[Start Records to process]
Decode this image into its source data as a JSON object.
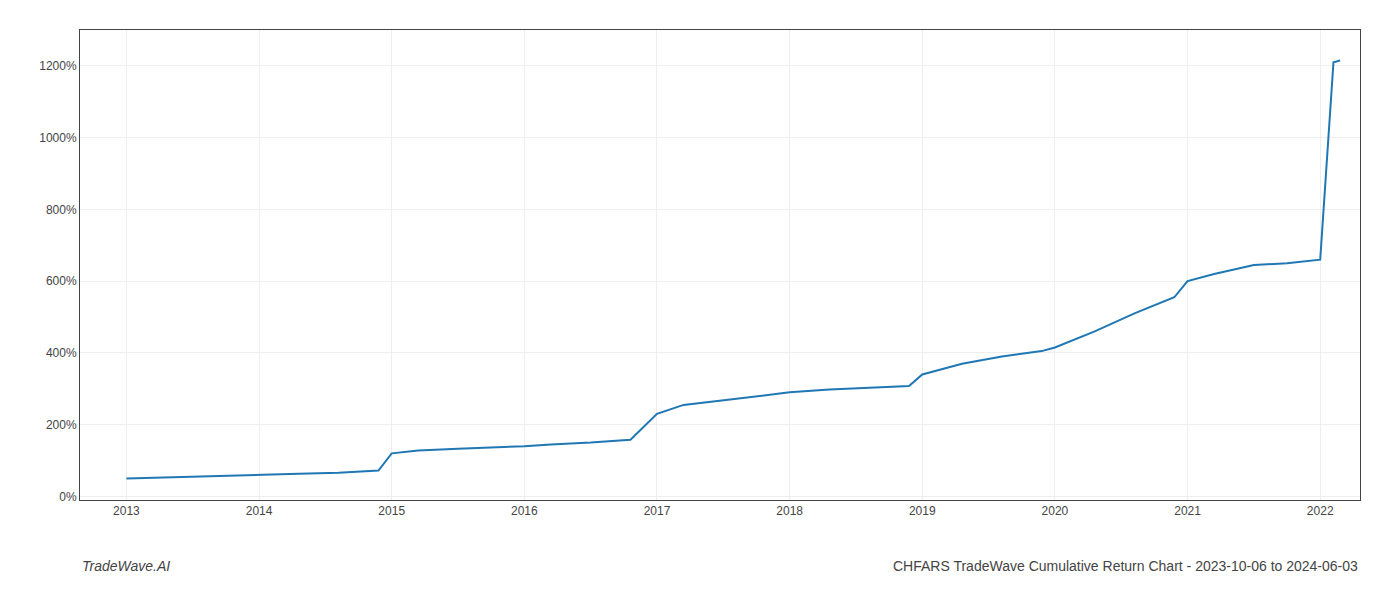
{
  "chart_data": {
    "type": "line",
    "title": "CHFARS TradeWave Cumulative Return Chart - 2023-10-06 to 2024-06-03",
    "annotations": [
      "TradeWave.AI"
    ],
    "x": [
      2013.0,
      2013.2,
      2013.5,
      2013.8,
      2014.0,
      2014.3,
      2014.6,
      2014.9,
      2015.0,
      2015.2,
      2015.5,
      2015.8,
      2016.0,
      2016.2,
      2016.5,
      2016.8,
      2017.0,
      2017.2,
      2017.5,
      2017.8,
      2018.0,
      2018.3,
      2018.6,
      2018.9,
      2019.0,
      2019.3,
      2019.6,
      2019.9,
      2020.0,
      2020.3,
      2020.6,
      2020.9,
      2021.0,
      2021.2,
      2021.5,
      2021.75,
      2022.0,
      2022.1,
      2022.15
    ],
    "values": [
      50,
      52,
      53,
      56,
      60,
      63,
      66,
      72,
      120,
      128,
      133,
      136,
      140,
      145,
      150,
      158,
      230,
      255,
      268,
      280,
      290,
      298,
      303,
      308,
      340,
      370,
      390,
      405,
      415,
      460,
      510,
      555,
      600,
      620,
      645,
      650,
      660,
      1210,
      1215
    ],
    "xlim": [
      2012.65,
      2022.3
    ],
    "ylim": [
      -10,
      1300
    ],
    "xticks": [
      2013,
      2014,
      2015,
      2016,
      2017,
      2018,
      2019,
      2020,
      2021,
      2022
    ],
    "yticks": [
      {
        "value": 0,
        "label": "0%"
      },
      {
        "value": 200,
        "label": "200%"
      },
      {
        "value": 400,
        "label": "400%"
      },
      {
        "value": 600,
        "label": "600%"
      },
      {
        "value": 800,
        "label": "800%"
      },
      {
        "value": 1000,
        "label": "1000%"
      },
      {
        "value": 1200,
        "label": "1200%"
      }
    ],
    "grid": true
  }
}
[End Records to process]
[Start Records to process]
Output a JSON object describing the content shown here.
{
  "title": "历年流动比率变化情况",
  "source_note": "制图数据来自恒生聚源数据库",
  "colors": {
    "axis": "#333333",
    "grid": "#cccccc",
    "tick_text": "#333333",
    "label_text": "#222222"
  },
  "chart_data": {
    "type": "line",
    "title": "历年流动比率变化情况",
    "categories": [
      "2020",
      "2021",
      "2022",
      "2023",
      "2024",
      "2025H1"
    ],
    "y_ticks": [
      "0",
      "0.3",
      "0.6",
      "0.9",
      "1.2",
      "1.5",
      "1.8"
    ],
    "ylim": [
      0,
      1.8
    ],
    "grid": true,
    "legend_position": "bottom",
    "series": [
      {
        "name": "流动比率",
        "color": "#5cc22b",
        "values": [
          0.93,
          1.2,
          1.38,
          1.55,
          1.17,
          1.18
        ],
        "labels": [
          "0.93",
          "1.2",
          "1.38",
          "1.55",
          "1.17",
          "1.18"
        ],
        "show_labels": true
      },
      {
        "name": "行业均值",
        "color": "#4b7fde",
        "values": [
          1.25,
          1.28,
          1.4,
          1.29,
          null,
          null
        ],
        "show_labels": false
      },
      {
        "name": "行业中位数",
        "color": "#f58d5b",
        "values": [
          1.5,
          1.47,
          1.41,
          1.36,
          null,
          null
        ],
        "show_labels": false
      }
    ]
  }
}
[End Records to process]
Exercise description. Return every line above in which the string "title" occurs.

Task result.
    "title": "CHFARS TradeWave Cumulative Return Chart - 2023-10-06 to 2024-06-03",
  "title": "历年流动比率变化情况",
    "title": "历年流动比率变化情况",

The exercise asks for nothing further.